** Stated goal **
Any picture among the records should be left out, please; retype the rest exactly.

__________________________________________________

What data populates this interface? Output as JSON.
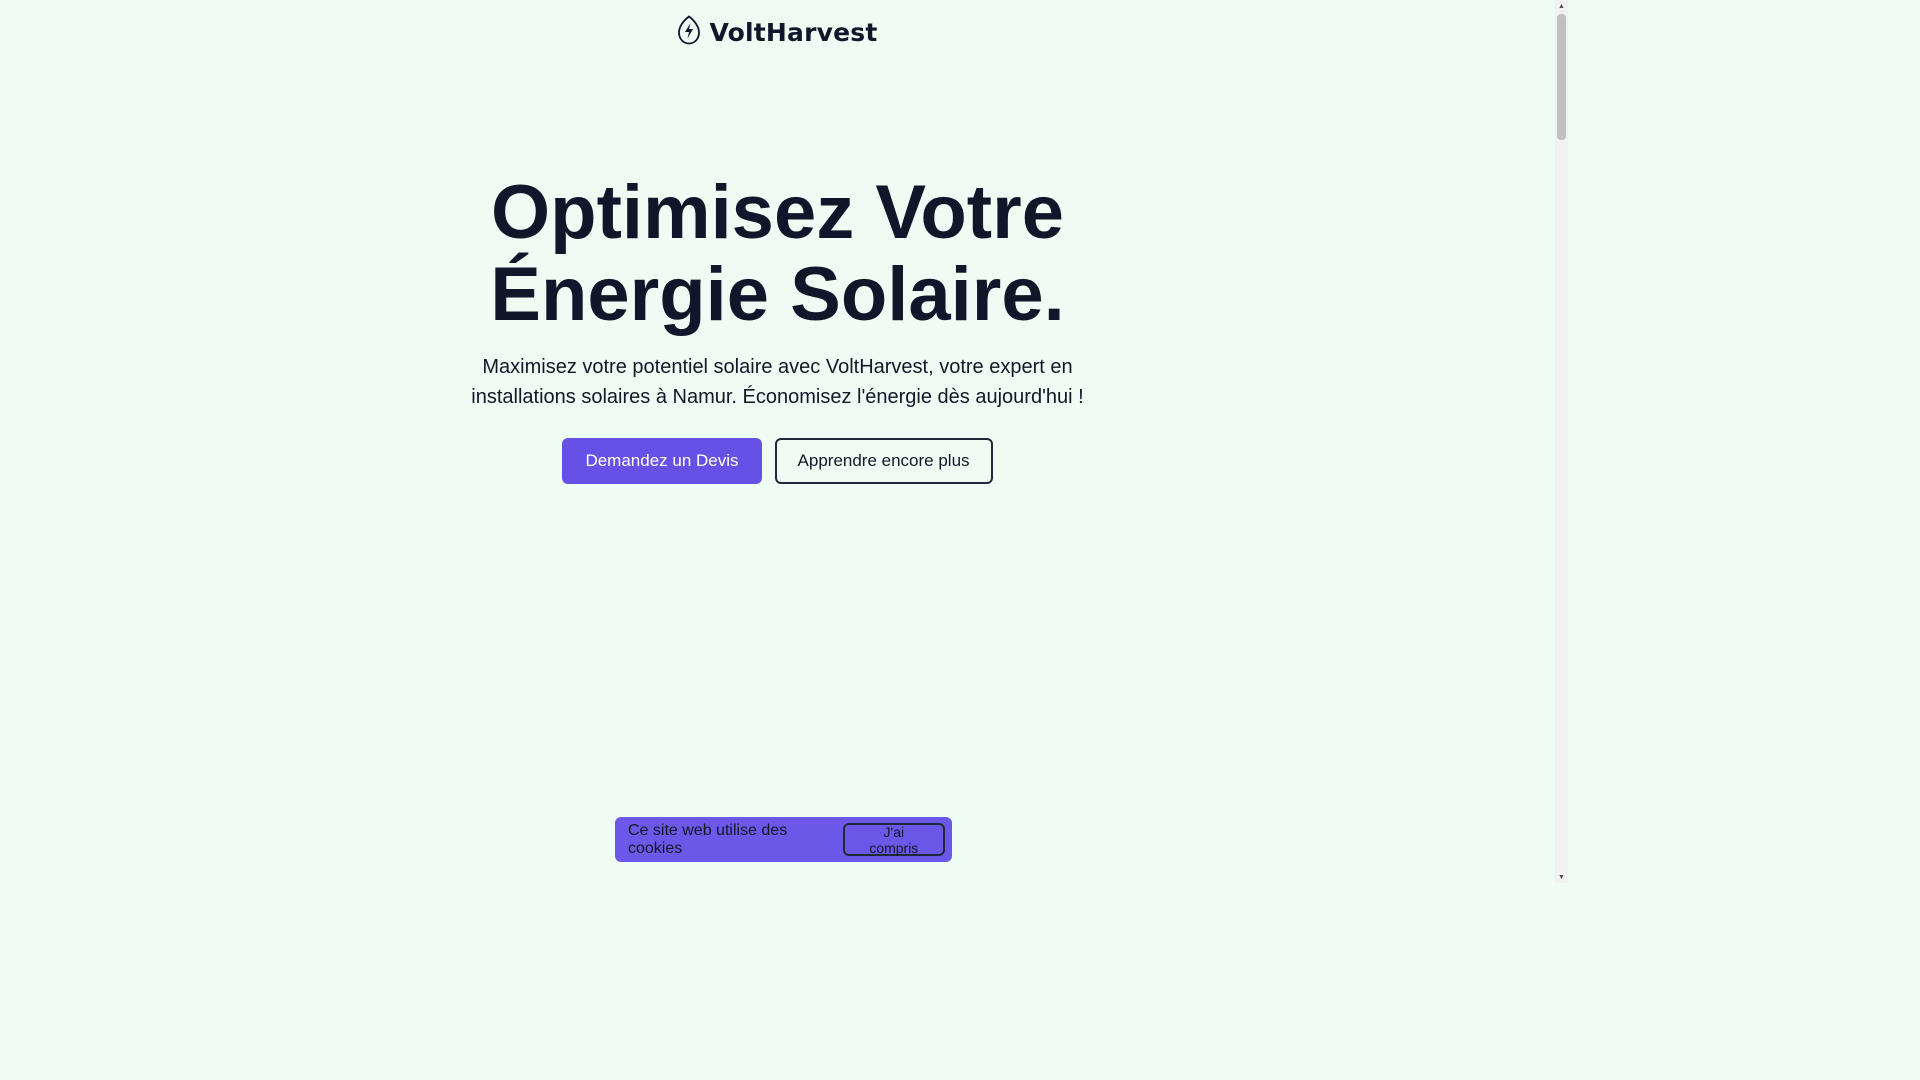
{
  "header": {
    "brand_name": "VoltHarvest",
    "logo_icon": "lightning-bolt-leaf-icon"
  },
  "hero": {
    "title_line1": "Optimisez Votre",
    "title_line2": "Énergie Solaire.",
    "subtitle": "Maximisez votre potentiel solaire avec VoltHarvest, votre expert en installations solaires à Namur. Économisez l'énergie dès aujourd'hui !",
    "primary_cta": "Demandez un Devis",
    "secondary_cta": "Apprendre encore plus"
  },
  "cookie_banner": {
    "message": "Ce site web utilise des cookies",
    "accept_label": "J'ai compris"
  },
  "colors": {
    "background": "#effcf4",
    "primary": "#6650e5",
    "cookie_bg": "#6b58e8",
    "text": "#0f172a"
  },
  "scrollbar": {
    "up_icon": "▲",
    "down_icon": "▼"
  }
}
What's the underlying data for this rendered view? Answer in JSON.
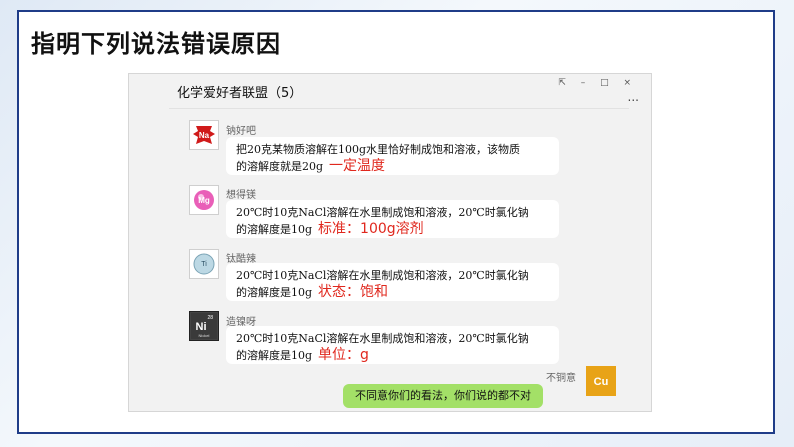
{
  "slide_title": "指明下列说法错误原因",
  "chat": {
    "title": "化学爱好者联盟（5）",
    "controls": "⇱ – □ ×",
    "more": "...",
    "messages": [
      {
        "name": "钠好吧",
        "avatar_text": "Na",
        "avatar_color": "#d01a1a",
        "line1": "把20克某物质溶解在100g水里恰好制成饱和溶液，该物质",
        "line2": "的溶解度就是20g",
        "annotation": "一定温度"
      },
      {
        "name": "想得镁",
        "avatar_text": "Mg",
        "avatar_color": "#e95fb8",
        "line1": "20℃时10克NaCl溶解在水里制成饱和溶液，20℃时氯化钠",
        "line2": "的溶解度是10g",
        "annotation": "标准：100g溶剂"
      },
      {
        "name": "钛酷辣",
        "avatar_text": "Ti",
        "avatar_color": "#8fb7c9",
        "line1": "20℃时10克NaCl溶解在水里制成饱和溶液，20℃时氯化钠",
        "line2": "的溶解度是10g",
        "annotation": "状态：饱和"
      },
      {
        "name": "造镍呀",
        "avatar_text": "Ni",
        "avatar_num": "28",
        "avatar_sub": "Nickel",
        "avatar_color": "#333333",
        "line1": "20℃时10克NaCl溶解在水里制成饱和溶液，20℃时氯化钠",
        "line2": "的溶解度是10g",
        "annotation": "单位：g"
      }
    ],
    "reply": {
      "name": "不铜意",
      "avatar_text": "Cu",
      "avatar_color": "#e8a317",
      "text": "不同意你们的看法，你们说的都不对"
    }
  }
}
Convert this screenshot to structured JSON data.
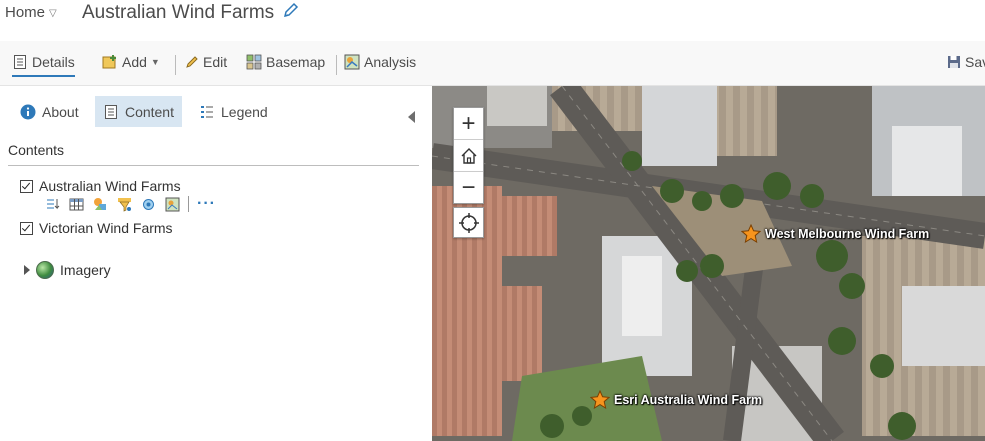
{
  "header": {
    "home_label": "Home",
    "map_title": "Australian Wind Farms"
  },
  "toolbar": {
    "details": "Details",
    "add": "Add",
    "edit": "Edit",
    "basemap": "Basemap",
    "analysis": "Analysis",
    "save": "Sav"
  },
  "panel": {
    "tabs": {
      "about": "About",
      "content": "Content",
      "legend": "Legend"
    },
    "contents_heading": "Contents",
    "layers": [
      {
        "label": "Australian Wind Farms",
        "checked": true
      },
      {
        "label": "Victorian Wind Farms",
        "checked": true
      }
    ],
    "group_layer": "Imagery",
    "more": "···"
  },
  "map": {
    "zoom_in": "+",
    "zoom_out": "−",
    "farms": [
      {
        "label": "West Melbourne Wind Farm"
      },
      {
        "label": "Esri Australia Wind Farm"
      }
    ]
  },
  "colors": {
    "accent": "#2e79b9",
    "active_tab_bg": "#d8e6f2",
    "star": "#f7941d"
  }
}
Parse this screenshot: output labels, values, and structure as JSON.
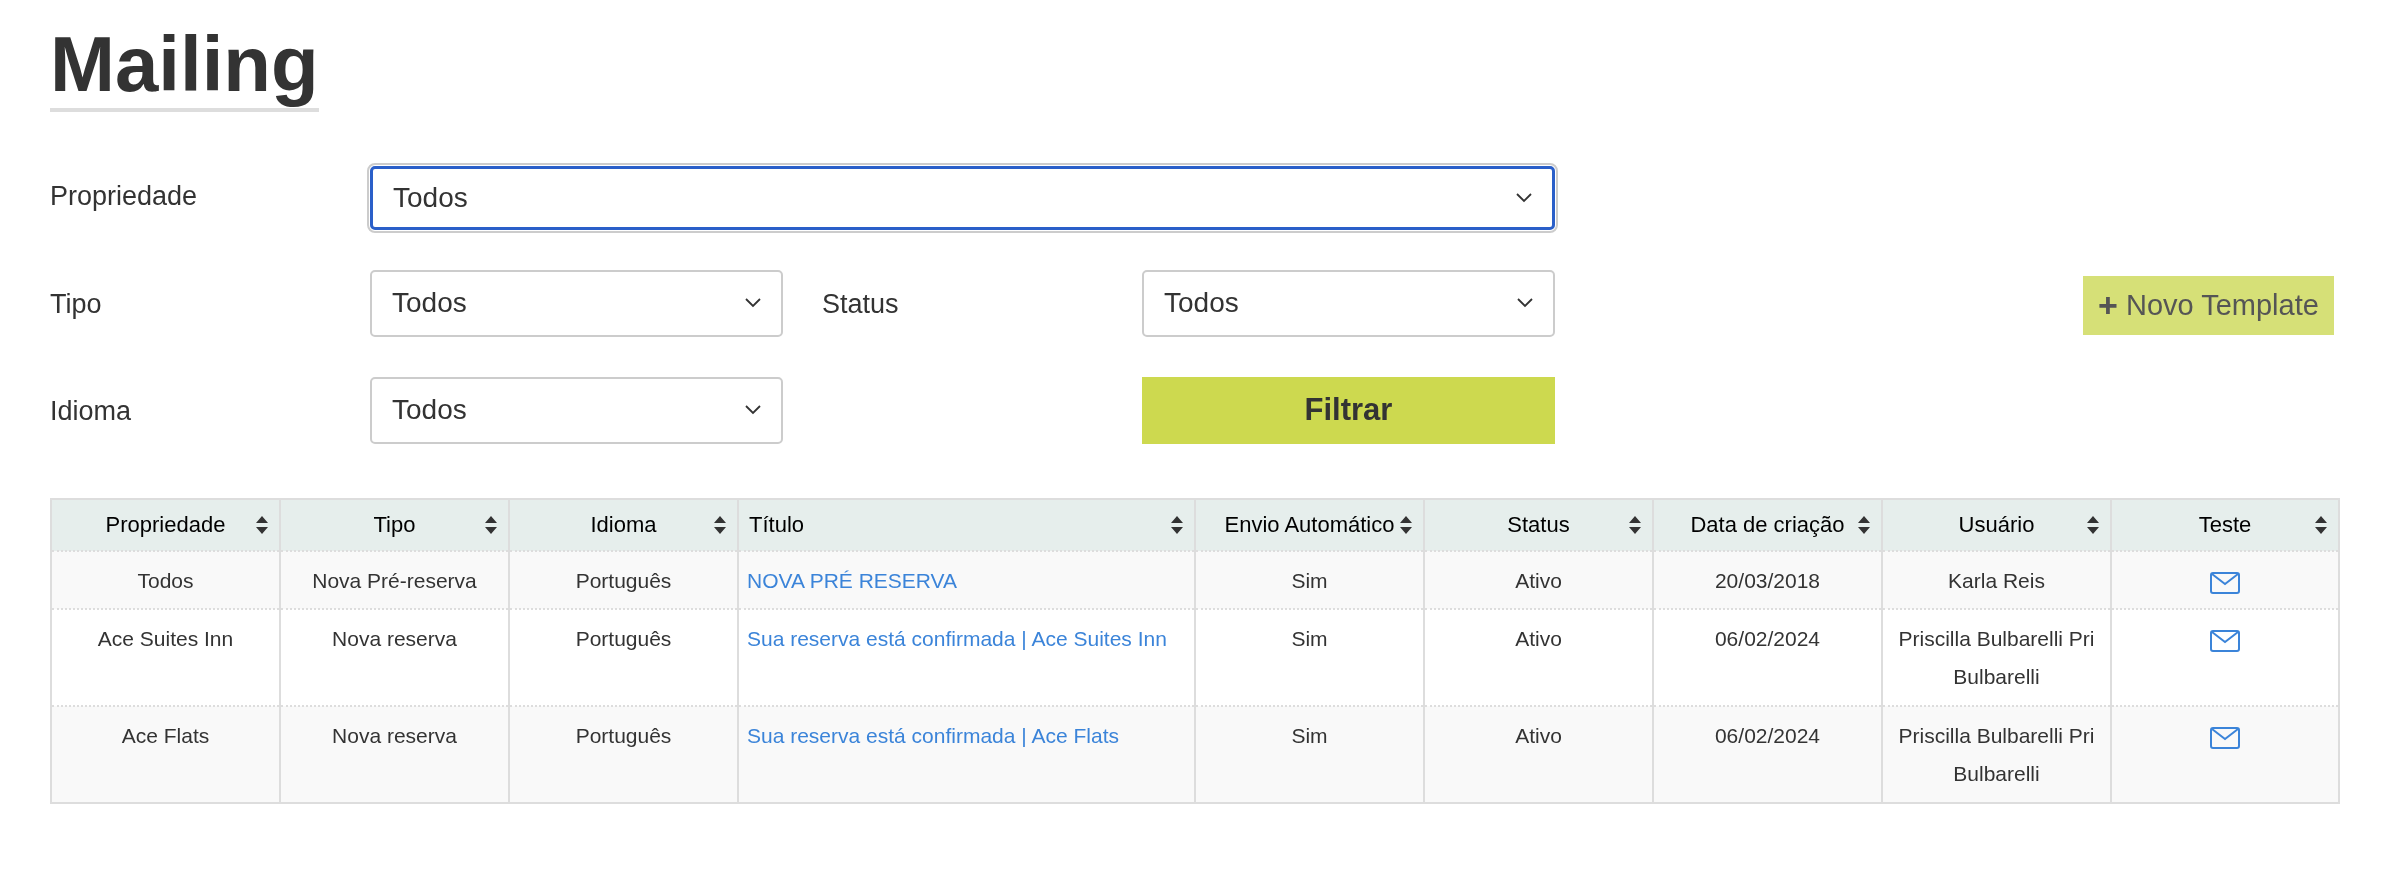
{
  "title": "Mailing",
  "filters": [
    {
      "label": "Propriedade",
      "value": "Todos",
      "focused": true
    },
    {
      "label": "Tipo",
      "value": "Todos",
      "focused": false
    },
    {
      "label": "Status",
      "value": "Todos",
      "focused": false
    },
    {
      "label": "Idioma",
      "value": "Todos",
      "focused": false
    }
  ],
  "filter_button": "Filtrar",
  "new_button": {
    "icon": "+",
    "label": "Novo Template"
  },
  "table": {
    "columns": [
      "Propriedade",
      "Tipo",
      "Idioma",
      "Título",
      "Envio Automático",
      "Status",
      "Data de criação",
      "Usuário",
      "Teste"
    ],
    "rows": [
      {
        "propriedade": "Todos",
        "tipo": "Nova Pré-reserva",
        "idioma": "Português",
        "titulo": "NOVA PRÉ RESERVA",
        "envio": "Sim",
        "status": "Ativo",
        "data": "20/03/2018",
        "usuario": "Karla Reis"
      },
      {
        "propriedade": "Ace Suites Inn",
        "tipo": "Nova reserva",
        "idioma": "Português",
        "titulo": "Sua reserva está confirmada | Ace Suites Inn",
        "envio": "Sim",
        "status": "Ativo",
        "data": "06/02/2024",
        "usuario": "Priscilla Bulbarelli Pri Bulbarelli"
      },
      {
        "propriedade": "Ace Flats",
        "tipo": "Nova reserva",
        "idioma": "Português",
        "titulo": "Sua reserva está confirmada | Ace Flats",
        "envio": "Sim",
        "status": "Ativo",
        "data": "06/02/2024",
        "usuario": "Priscilla Bulbarelli Pri Bulbarelli"
      }
    ]
  }
}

__________________________________________________

** Solution **
What data populates this interface? Output as JSON.
{
  "header": {
    "brand_name": "VoltHarvest",
    "logo_icon": "lightning-bolt-leaf-icon"
  },
  "hero": {
    "title_line1": "Optimisez Votre",
    "title_line2": "Énergie Solaire.",
    "subtitle": "Maximisez votre potentiel solaire avec VoltHarvest, votre expert en installations solaires à Namur. Économisez l'énergie dès aujourd'hui !",
    "primary_cta": "Demandez un Devis",
    "secondary_cta": "Apprendre encore plus"
  },
  "cookie_banner": {
    "message": "Ce site web utilise des cookies",
    "accept_label": "J'ai compris"
  },
  "colors": {
    "background": "#effcf4",
    "primary": "#6650e5",
    "cookie_bg": "#6b58e8",
    "text": "#0f172a"
  },
  "scrollbar": {
    "up_icon": "▲",
    "down_icon": "▼"
  }
}
What's the underlying data for this rendered view? Answer in JSON.
{
  "slide_title": "指明下列说法错误原因",
  "chat": {
    "title": "化学爱好者联盟（5）",
    "controls": "⇱ – □ ×",
    "more": "...",
    "messages": [
      {
        "name": "钠好吧",
        "avatar_text": "Na",
        "avatar_color": "#d01a1a",
        "line1": "把20克某物质溶解在100g水里恰好制成饱和溶液，该物质",
        "line2": "的溶解度就是20g",
        "annotation": "一定温度"
      },
      {
        "name": "想得镁",
        "avatar_text": "Mg",
        "avatar_color": "#e95fb8",
        "line1": "20℃时10克NaCl溶解在水里制成饱和溶液，20℃时氯化钠",
        "line2": "的溶解度是10g",
        "annotation": "标准：100g溶剂"
      },
      {
        "name": "钛酷辣",
        "avatar_text": "Ti",
        "avatar_color": "#8fb7c9",
        "line1": "20℃时10克NaCl溶解在水里制成饱和溶液，20℃时氯化钠",
        "line2": "的溶解度是10g",
        "annotation": "状态：饱和"
      },
      {
        "name": "造镍呀",
        "avatar_text": "Ni",
        "avatar_num": "28",
        "avatar_sub": "Nickel",
        "avatar_color": "#333333",
        "line1": "20℃时10克NaCl溶解在水里制成饱和溶液，20℃时氯化钠",
        "line2": "的溶解度是10g",
        "annotation": "单位：g"
      }
    ],
    "reply": {
      "name": "不铜意",
      "avatar_text": "Cu",
      "avatar_color": "#e8a317",
      "text": "不同意你们的看法，你们说的都不对"
    }
  }
}
Convert this screenshot to structured JSON data.
{
  "header": {
    "home_label": "Home",
    "map_title": "Australian Wind Farms"
  },
  "toolbar": {
    "details": "Details",
    "add": "Add",
    "edit": "Edit",
    "basemap": "Basemap",
    "analysis": "Analysis",
    "save": "Sav"
  },
  "panel": {
    "tabs": {
      "about": "About",
      "content": "Content",
      "legend": "Legend"
    },
    "contents_heading": "Contents",
    "layers": [
      {
        "label": "Australian Wind Farms",
        "checked": true
      },
      {
        "label": "Victorian Wind Farms",
        "checked": true
      }
    ],
    "group_layer": "Imagery",
    "more": "···"
  },
  "map": {
    "zoom_in": "+",
    "zoom_out": "−",
    "farms": [
      {
        "label": "West Melbourne Wind Farm"
      },
      {
        "label": "Esri Australia Wind Farm"
      }
    ]
  },
  "colors": {
    "accent": "#2e79b9",
    "active_tab_bg": "#d8e6f2",
    "star": "#f7941d"
  }
}
Parse this screenshot: output labels, values, and structure as JSON.
{
  "title": "Mailing",
  "filters": [
    {
      "label": "Propriedade",
      "value": "Todos",
      "focused": true
    },
    {
      "label": "Tipo",
      "value": "Todos",
      "focused": false
    },
    {
      "label": "Status",
      "value": "Todos",
      "focused": false
    },
    {
      "label": "Idioma",
      "value": "Todos",
      "focused": false
    }
  ],
  "filter_button": "Filtrar",
  "new_button": {
    "icon": "+",
    "label": "Novo Template"
  },
  "table": {
    "columns": [
      "Propriedade",
      "Tipo",
      "Idioma",
      "Título",
      "Envio Automático",
      "Status",
      "Data de criação",
      "Usuário",
      "Teste"
    ],
    "rows": [
      {
        "propriedade": "Todos",
        "tipo": "Nova Pré-reserva",
        "idioma": "Português",
        "titulo": "NOVA PRÉ RESERVA",
        "envio": "Sim",
        "status": "Ativo",
        "data": "20/03/2018",
        "usuario": "Karla Reis"
      },
      {
        "propriedade": "Ace Suites Inn",
        "tipo": "Nova reserva",
        "idioma": "Português",
        "titulo": "Sua reserva está confirmada | Ace Suites Inn",
        "envio": "Sim",
        "status": "Ativo",
        "data": "06/02/2024",
        "usuario": "Priscilla Bulbarelli Pri Bulbarelli"
      },
      {
        "propriedade": "Ace Flats",
        "tipo": "Nova reserva",
        "idioma": "Português",
        "titulo": "Sua reserva está confirmada | Ace Flats",
        "envio": "Sim",
        "status": "Ativo",
        "data": "06/02/2024",
        "usuario": "Priscilla Bulbarelli Pri Bulbarelli"
      }
    ]
  }
}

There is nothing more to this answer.